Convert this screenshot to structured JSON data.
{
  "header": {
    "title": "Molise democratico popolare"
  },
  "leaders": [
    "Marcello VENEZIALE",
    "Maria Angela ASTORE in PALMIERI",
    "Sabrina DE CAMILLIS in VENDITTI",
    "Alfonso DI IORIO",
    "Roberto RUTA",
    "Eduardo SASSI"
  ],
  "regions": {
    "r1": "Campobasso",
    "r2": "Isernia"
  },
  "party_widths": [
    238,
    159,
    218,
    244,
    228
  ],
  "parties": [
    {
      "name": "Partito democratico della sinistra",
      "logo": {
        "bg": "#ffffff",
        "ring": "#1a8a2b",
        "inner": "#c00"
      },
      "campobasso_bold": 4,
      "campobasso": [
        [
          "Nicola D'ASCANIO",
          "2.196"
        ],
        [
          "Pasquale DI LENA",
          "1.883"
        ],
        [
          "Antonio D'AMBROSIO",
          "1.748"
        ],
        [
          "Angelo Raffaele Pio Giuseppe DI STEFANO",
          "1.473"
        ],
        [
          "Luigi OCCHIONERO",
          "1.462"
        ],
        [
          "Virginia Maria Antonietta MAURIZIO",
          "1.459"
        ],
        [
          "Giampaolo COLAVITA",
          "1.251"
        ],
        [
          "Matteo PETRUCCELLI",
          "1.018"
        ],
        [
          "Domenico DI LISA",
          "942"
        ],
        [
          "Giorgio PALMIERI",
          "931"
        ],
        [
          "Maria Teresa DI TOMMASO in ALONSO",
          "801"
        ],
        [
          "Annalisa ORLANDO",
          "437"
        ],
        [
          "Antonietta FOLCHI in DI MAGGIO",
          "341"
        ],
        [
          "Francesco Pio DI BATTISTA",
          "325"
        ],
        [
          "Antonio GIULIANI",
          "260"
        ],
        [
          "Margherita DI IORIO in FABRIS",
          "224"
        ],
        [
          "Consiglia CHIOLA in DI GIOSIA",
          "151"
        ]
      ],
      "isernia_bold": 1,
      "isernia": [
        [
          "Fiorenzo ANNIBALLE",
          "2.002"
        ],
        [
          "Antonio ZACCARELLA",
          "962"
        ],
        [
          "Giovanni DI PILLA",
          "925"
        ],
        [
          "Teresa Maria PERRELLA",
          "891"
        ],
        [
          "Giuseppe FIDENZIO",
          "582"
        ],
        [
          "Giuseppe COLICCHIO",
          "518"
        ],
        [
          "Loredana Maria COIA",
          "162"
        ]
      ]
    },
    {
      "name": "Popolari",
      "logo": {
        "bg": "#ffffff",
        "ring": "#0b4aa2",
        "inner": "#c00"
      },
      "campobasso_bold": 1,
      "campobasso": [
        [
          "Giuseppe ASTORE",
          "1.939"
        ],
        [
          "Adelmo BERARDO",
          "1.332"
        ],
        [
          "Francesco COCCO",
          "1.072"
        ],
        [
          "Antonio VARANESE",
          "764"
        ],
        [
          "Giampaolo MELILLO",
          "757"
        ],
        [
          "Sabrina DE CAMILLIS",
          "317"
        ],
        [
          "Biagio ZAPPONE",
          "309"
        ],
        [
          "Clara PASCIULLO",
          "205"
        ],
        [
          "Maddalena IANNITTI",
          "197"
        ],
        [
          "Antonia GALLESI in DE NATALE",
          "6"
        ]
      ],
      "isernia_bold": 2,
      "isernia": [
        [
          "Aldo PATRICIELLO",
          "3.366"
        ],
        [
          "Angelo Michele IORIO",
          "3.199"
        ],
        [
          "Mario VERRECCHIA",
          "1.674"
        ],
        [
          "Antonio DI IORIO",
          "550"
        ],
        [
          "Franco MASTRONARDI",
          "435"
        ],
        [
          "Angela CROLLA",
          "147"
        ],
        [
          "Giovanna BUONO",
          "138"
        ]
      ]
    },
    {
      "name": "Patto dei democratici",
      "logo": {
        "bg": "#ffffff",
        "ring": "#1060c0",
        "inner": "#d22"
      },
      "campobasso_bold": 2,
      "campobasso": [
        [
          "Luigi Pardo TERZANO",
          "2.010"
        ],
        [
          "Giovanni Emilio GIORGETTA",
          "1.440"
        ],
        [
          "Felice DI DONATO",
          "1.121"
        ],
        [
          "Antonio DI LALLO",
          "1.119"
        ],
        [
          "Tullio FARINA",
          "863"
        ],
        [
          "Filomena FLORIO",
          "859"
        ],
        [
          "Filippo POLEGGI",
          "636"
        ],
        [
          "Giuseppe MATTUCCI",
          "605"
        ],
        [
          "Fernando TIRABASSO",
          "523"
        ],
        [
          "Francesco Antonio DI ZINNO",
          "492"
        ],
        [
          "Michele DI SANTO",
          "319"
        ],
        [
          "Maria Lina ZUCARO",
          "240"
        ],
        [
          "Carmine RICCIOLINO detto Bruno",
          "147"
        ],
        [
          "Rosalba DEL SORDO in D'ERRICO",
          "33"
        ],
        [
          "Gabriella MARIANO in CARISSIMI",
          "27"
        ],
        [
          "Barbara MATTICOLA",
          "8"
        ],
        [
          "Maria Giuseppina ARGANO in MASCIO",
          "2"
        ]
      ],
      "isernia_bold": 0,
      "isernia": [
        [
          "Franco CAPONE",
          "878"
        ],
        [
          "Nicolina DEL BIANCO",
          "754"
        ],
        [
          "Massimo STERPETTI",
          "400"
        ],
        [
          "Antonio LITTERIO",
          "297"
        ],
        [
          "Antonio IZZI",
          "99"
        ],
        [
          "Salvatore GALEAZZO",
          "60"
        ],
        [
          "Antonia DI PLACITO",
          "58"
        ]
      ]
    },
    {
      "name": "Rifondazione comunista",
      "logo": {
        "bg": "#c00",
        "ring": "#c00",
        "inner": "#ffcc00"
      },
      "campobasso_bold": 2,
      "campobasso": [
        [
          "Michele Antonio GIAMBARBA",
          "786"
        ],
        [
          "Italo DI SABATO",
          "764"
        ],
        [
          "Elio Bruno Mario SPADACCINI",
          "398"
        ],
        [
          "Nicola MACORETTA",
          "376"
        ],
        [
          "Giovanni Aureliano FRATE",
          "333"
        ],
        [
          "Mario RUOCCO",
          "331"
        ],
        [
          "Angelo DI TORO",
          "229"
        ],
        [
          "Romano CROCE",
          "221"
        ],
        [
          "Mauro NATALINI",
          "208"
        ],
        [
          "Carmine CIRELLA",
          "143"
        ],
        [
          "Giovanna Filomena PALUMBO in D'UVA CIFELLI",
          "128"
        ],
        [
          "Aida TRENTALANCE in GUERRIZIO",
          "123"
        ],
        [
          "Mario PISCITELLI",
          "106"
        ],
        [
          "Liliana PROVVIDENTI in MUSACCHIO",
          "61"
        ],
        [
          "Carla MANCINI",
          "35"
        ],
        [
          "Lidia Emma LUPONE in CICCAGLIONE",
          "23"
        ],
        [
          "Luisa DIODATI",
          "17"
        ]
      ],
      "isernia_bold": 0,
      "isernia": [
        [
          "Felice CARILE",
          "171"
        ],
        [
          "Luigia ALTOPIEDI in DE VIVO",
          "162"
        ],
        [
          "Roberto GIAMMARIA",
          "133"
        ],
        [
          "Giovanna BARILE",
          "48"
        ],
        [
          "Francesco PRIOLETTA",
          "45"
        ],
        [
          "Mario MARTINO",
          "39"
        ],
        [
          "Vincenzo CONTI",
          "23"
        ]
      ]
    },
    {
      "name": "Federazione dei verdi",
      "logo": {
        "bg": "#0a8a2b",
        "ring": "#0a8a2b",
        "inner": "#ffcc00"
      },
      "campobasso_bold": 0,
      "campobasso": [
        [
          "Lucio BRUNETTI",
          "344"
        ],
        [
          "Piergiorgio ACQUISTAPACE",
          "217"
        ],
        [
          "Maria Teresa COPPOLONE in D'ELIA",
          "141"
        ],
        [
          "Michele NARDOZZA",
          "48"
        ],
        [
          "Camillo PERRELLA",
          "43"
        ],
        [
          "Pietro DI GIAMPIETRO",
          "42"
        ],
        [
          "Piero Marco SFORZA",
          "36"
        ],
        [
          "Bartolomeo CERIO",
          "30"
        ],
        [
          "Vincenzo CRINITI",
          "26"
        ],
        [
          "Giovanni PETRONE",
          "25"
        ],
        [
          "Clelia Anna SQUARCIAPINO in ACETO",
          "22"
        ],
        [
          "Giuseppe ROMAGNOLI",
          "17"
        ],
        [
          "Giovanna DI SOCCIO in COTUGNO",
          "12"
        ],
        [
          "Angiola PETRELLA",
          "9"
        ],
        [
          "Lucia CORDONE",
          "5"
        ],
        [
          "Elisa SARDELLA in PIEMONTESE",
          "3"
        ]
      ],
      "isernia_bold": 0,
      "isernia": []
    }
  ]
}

++++++

** The problem **
Return each full line of the entries that contains the word "Francesco".

** Reply **
          "Francesco Pio DI BATTISTA",
          "Francesco COCCO",
          "Francesco Antonio DI ZINNO",
          "Francesco PRIOLETTA",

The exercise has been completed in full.